═══ Material for this task

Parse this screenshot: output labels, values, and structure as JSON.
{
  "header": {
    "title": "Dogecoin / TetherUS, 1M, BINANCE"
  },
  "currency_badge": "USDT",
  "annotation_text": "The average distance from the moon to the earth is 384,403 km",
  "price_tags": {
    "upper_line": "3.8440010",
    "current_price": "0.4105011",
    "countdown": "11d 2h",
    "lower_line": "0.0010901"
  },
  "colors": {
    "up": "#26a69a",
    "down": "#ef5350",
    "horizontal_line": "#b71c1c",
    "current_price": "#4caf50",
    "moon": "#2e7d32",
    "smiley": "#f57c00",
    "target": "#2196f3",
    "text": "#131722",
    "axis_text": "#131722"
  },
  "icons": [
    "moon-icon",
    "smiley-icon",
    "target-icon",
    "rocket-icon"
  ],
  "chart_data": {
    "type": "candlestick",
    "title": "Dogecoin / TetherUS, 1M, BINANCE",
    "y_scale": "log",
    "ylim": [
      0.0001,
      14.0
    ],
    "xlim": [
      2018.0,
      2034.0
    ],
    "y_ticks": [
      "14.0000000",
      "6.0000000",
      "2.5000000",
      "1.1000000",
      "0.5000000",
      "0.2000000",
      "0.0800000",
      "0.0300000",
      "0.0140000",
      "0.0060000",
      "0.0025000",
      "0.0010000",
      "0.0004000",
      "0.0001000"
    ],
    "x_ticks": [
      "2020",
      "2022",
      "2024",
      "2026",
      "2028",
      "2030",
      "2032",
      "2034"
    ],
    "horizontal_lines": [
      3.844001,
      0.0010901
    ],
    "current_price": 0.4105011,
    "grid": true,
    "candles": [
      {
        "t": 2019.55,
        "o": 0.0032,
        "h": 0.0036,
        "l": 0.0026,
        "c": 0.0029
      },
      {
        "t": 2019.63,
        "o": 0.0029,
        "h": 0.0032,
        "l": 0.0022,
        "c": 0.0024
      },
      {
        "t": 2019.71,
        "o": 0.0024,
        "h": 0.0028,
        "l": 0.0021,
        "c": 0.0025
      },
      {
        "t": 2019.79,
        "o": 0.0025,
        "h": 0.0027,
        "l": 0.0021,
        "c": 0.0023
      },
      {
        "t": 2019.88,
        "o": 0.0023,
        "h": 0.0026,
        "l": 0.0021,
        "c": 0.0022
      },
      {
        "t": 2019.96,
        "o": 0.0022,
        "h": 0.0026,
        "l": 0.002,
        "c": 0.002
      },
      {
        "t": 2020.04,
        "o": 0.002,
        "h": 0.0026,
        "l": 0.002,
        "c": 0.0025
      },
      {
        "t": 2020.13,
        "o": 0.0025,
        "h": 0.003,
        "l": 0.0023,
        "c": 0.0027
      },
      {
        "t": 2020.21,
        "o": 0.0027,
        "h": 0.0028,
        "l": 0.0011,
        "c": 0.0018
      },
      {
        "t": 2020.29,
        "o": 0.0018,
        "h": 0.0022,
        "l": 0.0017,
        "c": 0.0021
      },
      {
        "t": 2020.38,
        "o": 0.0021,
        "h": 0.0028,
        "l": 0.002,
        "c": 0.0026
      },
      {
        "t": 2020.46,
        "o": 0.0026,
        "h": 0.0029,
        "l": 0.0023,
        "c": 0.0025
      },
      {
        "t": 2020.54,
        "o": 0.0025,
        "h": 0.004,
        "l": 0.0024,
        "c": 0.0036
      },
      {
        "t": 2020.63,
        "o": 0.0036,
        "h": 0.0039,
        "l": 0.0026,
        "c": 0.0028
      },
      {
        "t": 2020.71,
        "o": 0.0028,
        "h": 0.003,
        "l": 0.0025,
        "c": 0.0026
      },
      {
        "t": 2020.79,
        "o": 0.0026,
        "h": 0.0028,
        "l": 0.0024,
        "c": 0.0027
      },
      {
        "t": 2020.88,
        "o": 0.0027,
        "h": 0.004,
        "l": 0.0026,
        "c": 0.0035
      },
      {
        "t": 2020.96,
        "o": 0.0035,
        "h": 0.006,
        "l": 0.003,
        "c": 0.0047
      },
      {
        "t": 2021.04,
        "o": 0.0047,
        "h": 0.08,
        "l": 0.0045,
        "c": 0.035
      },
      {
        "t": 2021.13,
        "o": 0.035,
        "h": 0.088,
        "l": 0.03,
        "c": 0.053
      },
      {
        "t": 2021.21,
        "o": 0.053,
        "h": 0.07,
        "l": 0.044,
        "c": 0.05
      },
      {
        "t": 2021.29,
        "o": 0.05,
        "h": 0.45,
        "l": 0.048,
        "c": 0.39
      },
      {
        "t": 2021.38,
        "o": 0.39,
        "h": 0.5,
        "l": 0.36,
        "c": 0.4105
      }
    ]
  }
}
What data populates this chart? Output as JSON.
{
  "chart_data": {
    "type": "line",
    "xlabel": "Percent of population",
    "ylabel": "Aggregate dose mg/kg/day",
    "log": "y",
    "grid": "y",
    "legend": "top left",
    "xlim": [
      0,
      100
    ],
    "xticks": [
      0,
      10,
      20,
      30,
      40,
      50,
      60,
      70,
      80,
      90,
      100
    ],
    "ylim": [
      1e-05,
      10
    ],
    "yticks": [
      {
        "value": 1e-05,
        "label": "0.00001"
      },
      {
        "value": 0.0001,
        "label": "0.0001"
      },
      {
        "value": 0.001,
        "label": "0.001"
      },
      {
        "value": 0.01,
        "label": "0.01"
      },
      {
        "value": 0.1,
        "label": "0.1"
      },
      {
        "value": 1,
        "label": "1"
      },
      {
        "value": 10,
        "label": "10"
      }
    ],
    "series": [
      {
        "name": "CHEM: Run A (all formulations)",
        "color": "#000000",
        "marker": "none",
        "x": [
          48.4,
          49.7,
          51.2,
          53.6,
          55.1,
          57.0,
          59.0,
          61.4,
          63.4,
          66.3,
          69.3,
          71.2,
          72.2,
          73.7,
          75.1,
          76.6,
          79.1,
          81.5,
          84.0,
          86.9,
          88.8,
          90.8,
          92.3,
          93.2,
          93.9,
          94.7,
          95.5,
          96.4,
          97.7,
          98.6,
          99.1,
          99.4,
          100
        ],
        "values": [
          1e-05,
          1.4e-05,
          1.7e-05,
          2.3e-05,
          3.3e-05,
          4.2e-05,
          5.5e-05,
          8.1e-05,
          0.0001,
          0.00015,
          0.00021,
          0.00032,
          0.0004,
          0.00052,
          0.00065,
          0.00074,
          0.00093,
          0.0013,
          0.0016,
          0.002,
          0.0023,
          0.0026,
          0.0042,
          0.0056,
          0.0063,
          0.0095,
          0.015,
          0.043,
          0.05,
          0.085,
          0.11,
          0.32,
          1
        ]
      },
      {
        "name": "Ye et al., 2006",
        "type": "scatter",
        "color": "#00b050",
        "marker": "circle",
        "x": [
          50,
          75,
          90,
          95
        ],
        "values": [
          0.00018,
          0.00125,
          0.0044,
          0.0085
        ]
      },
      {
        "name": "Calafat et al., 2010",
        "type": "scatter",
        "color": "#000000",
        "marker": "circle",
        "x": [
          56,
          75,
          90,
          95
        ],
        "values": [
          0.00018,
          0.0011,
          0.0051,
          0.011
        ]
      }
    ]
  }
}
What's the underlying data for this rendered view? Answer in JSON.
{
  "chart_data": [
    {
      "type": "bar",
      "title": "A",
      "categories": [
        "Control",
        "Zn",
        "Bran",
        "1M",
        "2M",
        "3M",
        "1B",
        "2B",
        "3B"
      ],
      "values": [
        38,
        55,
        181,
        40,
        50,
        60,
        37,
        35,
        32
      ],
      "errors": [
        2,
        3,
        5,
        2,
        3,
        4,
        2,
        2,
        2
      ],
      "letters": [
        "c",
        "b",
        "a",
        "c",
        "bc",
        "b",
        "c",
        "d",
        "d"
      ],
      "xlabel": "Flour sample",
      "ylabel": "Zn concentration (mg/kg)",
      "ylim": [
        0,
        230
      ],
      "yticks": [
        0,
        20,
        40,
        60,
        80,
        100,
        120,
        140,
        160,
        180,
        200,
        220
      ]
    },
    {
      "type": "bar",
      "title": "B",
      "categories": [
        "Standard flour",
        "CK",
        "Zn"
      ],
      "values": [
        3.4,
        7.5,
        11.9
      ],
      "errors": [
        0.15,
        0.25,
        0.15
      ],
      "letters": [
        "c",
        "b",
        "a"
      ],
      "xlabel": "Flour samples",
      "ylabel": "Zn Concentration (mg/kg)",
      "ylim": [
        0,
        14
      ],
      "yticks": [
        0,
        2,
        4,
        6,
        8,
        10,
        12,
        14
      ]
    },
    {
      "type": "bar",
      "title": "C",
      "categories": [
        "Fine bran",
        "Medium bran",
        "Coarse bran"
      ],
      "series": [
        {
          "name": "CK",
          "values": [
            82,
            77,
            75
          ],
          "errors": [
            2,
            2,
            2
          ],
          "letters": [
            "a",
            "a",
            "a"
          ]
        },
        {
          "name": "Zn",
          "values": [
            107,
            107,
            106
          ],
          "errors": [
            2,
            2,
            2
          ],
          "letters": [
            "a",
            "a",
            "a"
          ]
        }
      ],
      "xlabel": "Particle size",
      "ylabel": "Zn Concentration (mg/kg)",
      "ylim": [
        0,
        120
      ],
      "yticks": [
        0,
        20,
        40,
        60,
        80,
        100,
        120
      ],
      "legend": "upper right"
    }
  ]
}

══════

**What the task requires:**
Scan the listing above and copy all lines containing the word "TetherUS".

**Result of the exercise:**
    "title": "Dogecoin / TetherUS, 1M, BINANCE"
    "title": "Dogecoin / TetherUS, 1M, BINANCE",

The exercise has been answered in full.